What needs to be done :: Search the material below for the string "etdi" and extract each line that has it.

^^^^

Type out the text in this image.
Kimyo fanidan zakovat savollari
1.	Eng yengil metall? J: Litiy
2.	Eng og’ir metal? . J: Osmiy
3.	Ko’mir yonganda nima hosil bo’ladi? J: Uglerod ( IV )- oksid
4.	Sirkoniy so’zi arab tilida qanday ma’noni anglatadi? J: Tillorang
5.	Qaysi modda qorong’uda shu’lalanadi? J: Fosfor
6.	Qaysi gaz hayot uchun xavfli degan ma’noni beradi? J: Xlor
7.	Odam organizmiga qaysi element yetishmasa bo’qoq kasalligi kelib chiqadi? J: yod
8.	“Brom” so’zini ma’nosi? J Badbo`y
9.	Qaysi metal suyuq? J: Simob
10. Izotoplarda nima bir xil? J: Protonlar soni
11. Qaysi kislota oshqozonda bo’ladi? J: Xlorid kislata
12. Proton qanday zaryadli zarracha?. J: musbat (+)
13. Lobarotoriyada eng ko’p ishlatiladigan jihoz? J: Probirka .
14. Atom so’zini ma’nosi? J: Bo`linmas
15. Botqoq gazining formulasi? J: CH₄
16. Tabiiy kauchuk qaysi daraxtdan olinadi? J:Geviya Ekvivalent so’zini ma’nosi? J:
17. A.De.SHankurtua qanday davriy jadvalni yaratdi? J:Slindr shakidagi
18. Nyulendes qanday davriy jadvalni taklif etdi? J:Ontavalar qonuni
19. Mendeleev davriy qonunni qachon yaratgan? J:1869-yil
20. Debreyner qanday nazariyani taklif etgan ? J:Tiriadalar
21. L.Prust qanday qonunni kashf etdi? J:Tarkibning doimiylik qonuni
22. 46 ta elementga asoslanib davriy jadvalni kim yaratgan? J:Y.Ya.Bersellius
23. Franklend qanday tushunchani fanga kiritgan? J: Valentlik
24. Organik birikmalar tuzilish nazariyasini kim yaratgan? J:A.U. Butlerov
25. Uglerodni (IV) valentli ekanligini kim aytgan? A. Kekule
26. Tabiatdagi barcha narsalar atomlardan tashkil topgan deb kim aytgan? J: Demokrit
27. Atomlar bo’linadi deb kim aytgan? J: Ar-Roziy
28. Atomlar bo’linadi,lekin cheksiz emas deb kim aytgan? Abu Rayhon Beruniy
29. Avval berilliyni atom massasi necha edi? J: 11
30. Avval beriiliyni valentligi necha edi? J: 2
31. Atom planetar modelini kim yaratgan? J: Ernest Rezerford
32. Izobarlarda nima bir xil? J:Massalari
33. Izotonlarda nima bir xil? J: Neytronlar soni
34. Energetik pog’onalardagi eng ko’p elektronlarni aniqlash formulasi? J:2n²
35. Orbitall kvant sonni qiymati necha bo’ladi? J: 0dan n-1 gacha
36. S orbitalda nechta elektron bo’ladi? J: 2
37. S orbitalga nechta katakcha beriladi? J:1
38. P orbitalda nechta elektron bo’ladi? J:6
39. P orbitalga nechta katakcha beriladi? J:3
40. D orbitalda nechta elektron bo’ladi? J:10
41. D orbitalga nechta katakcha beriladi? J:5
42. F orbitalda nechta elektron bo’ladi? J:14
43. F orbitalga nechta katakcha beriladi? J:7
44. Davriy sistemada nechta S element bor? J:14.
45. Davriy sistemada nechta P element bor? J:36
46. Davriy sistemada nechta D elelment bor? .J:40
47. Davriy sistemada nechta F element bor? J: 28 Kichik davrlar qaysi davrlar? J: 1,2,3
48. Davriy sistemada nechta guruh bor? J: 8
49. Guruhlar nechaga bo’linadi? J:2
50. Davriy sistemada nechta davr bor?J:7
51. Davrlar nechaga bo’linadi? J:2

^^^^

Result ::
18. Nyulendes qanday davriy jadvalni taklif etdi? J:Ontavalar qonuni
21. L.Prust qanday qonunni kashf etdi? J:Tarkibning doimiylik qonuni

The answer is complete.